(Dataset items)
- - -

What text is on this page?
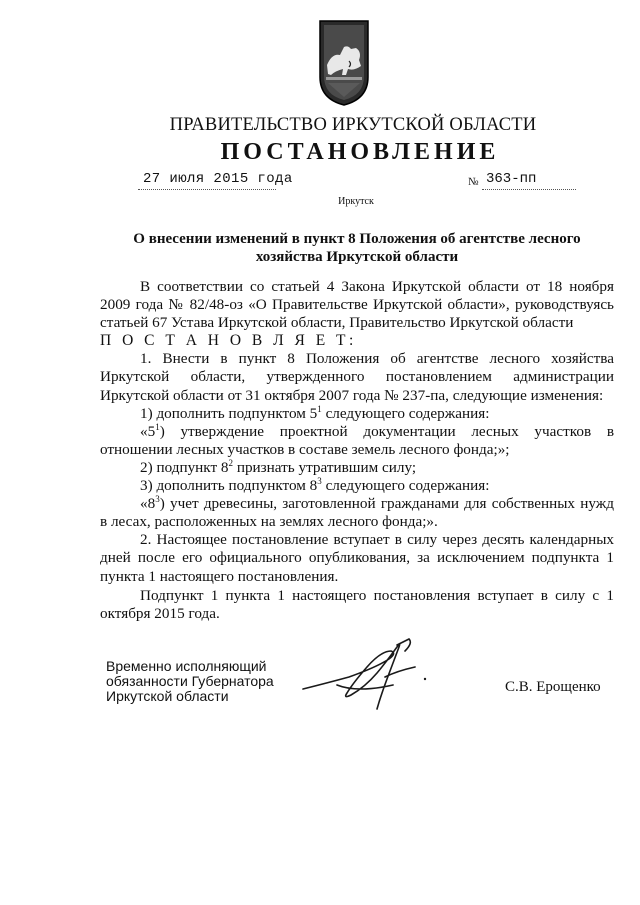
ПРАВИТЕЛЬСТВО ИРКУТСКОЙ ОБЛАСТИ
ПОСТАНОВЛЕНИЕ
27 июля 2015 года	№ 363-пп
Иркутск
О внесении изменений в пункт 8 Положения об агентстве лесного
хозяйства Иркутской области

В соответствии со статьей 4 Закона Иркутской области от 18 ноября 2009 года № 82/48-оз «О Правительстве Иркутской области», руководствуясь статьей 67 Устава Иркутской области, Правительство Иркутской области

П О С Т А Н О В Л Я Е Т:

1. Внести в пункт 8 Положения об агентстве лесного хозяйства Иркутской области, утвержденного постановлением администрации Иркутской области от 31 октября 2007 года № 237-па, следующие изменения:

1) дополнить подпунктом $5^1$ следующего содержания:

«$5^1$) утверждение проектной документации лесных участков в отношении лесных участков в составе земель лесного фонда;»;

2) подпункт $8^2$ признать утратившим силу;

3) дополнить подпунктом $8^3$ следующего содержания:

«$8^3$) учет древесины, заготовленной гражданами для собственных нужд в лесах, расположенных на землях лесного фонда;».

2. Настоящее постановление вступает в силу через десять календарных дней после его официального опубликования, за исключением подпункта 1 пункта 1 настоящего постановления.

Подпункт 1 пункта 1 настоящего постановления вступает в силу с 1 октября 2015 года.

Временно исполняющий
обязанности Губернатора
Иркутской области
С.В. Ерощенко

- - -

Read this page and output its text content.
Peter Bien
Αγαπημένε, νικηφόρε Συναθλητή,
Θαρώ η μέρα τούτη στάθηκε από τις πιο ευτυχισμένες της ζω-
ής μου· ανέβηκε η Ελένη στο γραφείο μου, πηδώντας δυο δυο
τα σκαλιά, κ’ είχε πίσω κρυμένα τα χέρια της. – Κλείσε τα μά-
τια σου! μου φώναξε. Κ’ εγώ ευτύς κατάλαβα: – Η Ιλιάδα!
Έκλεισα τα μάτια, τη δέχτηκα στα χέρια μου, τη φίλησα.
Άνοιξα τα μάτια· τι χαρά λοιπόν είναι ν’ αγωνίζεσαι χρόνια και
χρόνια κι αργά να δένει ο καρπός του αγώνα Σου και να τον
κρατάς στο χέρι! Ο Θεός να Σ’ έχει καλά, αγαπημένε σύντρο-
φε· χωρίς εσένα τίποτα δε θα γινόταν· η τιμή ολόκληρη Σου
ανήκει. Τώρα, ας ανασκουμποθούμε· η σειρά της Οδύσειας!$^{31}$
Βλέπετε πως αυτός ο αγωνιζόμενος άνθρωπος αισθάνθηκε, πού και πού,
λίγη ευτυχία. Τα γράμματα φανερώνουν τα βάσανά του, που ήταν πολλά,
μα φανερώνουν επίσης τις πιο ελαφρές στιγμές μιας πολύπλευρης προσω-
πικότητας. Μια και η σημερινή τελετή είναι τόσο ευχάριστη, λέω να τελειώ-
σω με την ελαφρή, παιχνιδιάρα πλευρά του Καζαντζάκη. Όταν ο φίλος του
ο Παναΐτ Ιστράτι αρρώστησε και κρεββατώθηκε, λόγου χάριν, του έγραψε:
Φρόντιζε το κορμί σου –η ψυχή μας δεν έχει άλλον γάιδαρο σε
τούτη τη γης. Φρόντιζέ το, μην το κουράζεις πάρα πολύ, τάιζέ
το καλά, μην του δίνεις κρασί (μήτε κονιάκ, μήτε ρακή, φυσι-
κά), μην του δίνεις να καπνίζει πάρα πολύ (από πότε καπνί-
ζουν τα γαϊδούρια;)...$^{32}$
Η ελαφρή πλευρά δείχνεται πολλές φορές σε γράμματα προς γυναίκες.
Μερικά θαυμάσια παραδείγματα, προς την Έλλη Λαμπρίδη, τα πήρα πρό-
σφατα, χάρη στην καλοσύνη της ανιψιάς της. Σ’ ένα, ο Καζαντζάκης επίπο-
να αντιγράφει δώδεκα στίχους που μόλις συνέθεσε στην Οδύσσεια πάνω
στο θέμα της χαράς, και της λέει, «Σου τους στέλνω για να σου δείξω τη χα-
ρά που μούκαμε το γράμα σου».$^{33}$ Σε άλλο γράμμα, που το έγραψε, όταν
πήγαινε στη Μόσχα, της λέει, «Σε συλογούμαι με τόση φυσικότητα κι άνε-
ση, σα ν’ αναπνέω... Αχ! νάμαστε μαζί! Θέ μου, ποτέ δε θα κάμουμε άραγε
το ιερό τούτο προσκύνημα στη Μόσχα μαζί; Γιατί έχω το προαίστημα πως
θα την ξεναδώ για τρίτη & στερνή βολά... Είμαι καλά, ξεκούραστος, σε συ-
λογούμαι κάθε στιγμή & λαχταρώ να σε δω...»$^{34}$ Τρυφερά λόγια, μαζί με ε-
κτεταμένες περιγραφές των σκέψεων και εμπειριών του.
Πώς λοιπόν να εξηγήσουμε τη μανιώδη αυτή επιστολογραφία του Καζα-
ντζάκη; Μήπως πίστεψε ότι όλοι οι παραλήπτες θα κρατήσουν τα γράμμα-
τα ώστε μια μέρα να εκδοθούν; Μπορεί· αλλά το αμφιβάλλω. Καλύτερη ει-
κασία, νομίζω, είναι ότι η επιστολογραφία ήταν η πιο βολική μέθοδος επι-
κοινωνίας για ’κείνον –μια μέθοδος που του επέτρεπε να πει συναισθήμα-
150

- - -

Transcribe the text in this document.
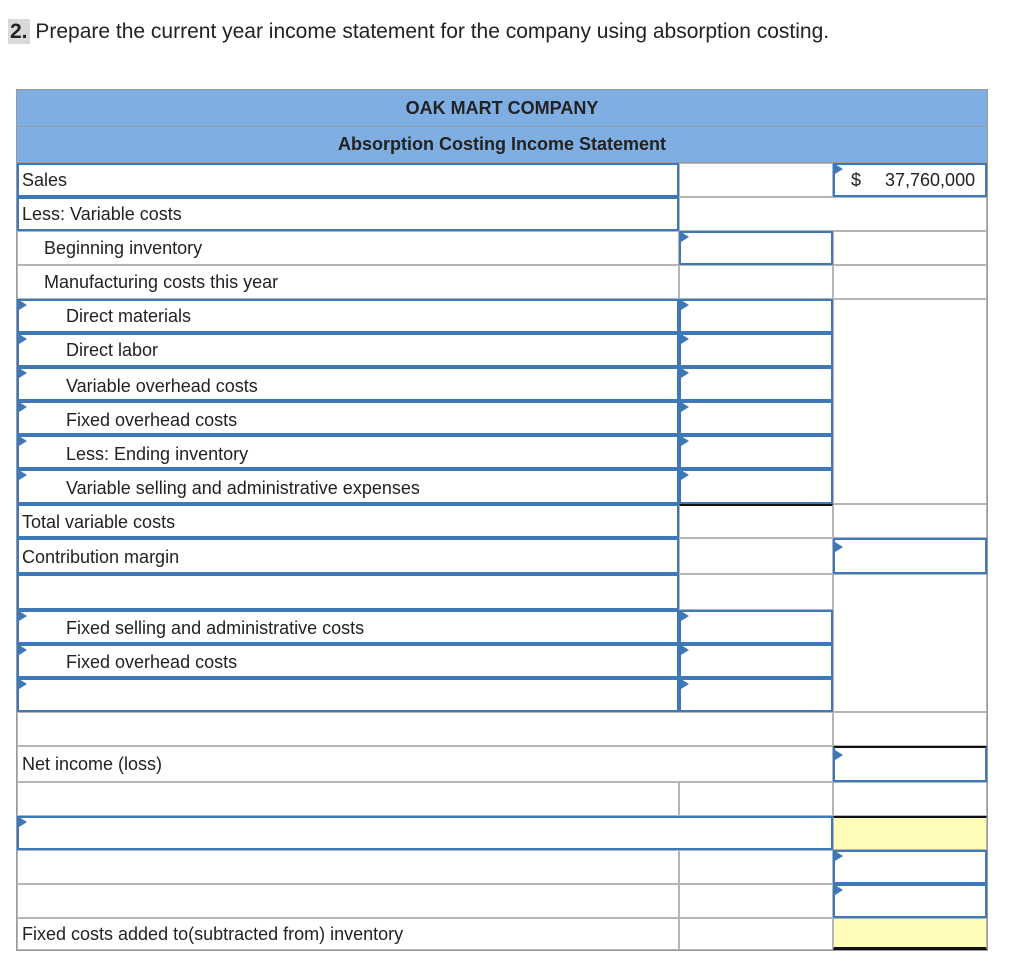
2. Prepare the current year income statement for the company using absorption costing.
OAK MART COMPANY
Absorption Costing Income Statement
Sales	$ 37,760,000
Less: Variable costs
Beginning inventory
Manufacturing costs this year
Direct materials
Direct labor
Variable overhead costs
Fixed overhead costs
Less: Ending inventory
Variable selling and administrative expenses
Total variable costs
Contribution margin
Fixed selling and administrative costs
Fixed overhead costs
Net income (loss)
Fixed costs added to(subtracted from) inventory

- - -

## What is required
Identify and copy all lines with the word "λοιπόν".

## Expected answer
Άνοιξα τα μάτια· τι χαρά λοιπόν είναι ν’ αγωνίζεσαι χρόνια και
Πώς λοιπόν να εξηγήσουμε τη μανιώδη αυτή επιστολογραφία του Καζα-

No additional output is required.